▶ RECORDS
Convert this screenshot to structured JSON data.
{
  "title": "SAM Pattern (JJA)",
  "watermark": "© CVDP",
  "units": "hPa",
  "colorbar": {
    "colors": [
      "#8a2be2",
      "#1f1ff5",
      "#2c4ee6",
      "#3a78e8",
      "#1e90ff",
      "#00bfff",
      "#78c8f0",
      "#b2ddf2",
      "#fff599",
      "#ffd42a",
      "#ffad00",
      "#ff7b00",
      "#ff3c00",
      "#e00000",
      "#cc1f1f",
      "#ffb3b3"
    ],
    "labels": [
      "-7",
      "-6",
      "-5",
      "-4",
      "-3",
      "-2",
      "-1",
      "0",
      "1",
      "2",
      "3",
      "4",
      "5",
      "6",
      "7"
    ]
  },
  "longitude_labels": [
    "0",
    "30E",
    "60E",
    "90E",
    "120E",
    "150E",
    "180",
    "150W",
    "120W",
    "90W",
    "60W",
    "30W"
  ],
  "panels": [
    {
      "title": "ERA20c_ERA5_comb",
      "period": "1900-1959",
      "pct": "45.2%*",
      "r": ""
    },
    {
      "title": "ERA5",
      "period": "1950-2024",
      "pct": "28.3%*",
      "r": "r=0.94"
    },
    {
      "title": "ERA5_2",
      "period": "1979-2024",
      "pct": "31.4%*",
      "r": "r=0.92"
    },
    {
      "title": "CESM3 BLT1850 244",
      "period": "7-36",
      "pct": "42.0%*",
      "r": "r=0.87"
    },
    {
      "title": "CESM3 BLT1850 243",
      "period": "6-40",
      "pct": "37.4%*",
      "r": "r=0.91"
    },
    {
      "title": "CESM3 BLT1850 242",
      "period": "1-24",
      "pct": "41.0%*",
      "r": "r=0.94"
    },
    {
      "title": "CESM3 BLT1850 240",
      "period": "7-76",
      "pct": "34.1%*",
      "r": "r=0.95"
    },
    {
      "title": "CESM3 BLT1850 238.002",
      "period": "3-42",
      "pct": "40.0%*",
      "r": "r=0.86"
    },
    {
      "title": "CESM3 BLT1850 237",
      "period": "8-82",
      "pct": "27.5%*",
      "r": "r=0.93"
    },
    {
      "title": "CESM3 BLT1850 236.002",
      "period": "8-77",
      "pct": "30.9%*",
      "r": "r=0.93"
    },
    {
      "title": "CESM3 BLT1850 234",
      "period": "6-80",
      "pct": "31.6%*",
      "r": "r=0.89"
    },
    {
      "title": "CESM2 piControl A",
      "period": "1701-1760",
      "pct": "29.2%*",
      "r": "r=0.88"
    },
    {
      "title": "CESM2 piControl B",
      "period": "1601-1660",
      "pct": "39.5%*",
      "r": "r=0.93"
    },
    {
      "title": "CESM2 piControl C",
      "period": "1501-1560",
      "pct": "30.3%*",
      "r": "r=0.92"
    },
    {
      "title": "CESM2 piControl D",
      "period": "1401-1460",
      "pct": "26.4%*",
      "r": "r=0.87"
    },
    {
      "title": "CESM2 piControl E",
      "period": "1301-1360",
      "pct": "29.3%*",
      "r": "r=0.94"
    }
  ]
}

▶ GOAL
Copy all lines from the material that contain "piControl".

▶ COMPLETE ANSWER
      "title": "CESM2 piControl A",
      "title": "CESM2 piControl B",
      "title": "CESM2 piControl C",
      "title": "CESM2 piControl D",
      "title": "CESM2 piControl E",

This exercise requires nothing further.